- [Task objective] Find the string "would" in the data, then copy every line where it is found.

--- Start Data for the task ---

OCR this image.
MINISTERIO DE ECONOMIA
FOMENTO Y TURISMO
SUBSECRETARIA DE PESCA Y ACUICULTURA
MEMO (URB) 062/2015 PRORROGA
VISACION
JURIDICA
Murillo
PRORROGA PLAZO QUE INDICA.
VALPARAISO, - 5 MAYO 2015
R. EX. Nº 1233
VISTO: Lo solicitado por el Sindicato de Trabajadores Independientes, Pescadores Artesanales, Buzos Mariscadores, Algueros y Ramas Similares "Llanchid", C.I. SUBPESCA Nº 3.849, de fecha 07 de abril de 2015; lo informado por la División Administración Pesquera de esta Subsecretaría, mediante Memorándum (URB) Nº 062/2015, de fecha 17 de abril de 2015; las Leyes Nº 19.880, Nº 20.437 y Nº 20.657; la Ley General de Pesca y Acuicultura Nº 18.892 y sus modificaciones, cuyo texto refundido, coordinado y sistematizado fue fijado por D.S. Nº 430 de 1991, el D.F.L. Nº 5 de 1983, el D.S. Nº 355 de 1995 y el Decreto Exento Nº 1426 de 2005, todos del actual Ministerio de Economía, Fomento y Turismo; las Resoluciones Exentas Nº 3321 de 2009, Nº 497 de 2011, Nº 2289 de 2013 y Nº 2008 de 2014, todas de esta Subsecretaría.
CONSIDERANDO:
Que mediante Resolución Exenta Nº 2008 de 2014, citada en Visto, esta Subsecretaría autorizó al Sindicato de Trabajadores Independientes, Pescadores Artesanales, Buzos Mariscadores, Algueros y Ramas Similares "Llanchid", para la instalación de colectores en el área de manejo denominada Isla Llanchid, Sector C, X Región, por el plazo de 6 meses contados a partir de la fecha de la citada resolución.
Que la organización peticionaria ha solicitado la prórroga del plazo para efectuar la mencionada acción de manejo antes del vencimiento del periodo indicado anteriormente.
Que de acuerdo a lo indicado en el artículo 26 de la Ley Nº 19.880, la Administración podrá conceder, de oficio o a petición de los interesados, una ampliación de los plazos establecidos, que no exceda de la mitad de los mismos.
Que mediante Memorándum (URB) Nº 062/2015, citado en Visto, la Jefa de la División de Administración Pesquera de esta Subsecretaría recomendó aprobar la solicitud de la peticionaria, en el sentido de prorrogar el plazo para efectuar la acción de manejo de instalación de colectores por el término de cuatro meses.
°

--- End Data for the task ---
--- Start Data for the task ---

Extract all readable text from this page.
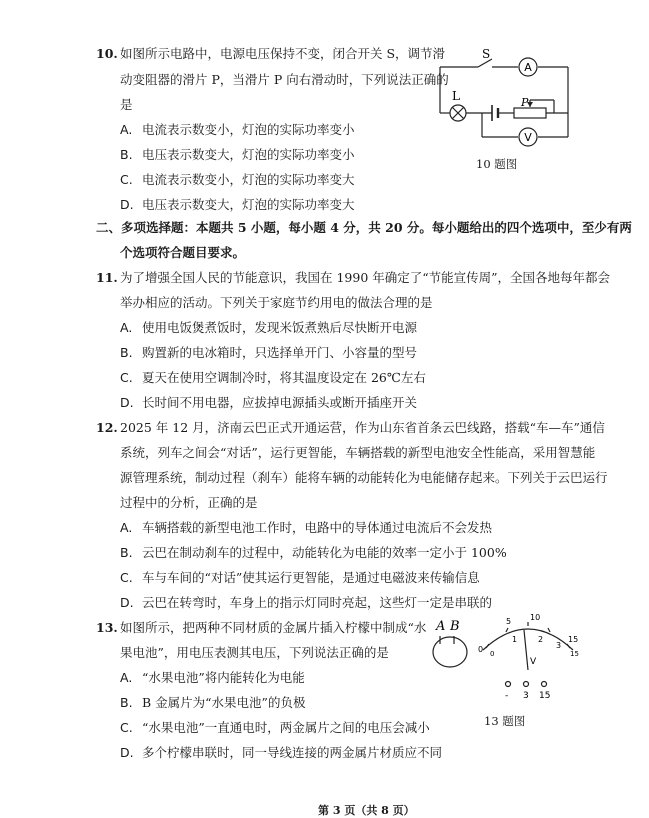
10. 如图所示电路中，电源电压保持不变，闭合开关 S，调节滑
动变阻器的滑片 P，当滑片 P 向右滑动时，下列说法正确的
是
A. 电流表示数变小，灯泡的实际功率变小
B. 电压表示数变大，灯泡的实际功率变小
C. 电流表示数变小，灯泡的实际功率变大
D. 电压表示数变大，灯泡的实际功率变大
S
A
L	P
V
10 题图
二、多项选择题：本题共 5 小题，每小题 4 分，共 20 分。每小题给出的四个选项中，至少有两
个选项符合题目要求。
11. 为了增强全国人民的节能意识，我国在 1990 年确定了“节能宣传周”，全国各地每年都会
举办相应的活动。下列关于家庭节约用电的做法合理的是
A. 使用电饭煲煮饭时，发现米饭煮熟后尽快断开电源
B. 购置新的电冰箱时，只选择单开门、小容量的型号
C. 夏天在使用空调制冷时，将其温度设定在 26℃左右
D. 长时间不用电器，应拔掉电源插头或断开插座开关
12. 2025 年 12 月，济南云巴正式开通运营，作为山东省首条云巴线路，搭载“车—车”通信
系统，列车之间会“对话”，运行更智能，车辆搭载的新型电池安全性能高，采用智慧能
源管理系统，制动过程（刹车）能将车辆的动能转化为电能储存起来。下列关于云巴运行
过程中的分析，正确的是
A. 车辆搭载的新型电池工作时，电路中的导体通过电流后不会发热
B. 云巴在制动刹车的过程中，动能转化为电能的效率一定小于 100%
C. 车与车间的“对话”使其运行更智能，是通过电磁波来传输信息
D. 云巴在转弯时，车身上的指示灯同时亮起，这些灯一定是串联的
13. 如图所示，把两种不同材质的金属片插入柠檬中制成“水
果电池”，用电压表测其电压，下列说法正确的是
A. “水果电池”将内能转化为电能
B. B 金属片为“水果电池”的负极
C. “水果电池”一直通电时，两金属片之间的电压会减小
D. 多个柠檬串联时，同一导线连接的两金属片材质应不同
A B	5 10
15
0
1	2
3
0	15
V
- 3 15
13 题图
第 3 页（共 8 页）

--- End Data for the task ---
--- Start Data for the task ---

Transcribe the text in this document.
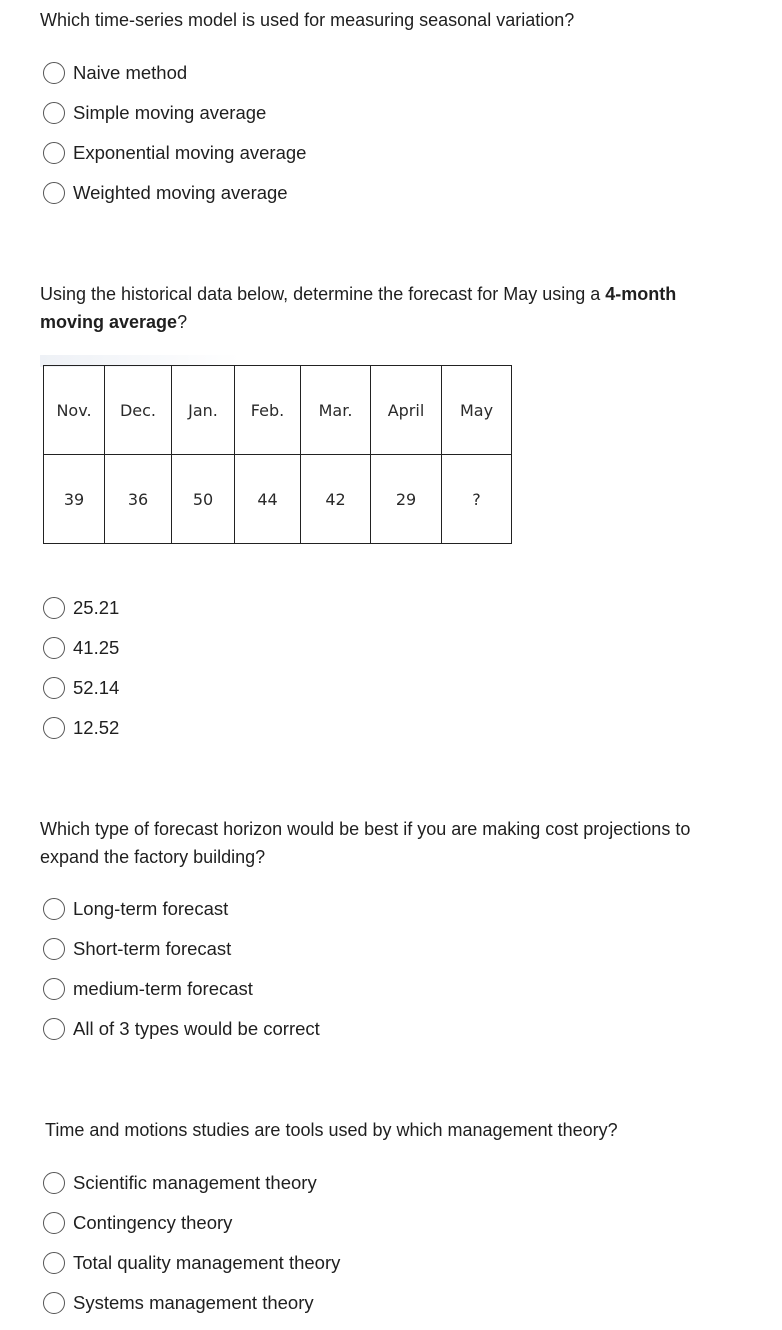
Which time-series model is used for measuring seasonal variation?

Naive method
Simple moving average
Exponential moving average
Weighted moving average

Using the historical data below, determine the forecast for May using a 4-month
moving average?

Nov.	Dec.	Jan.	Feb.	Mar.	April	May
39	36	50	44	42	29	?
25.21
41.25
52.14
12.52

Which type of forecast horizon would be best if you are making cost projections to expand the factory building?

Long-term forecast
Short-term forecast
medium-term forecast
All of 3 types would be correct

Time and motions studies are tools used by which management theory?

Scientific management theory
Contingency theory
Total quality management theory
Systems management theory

--- End Data for the task ---

- [Solution to this exercise]
Which type of forecast horizon would be best if you are making cost projections to expand the factory building?
All of 3 types would be correct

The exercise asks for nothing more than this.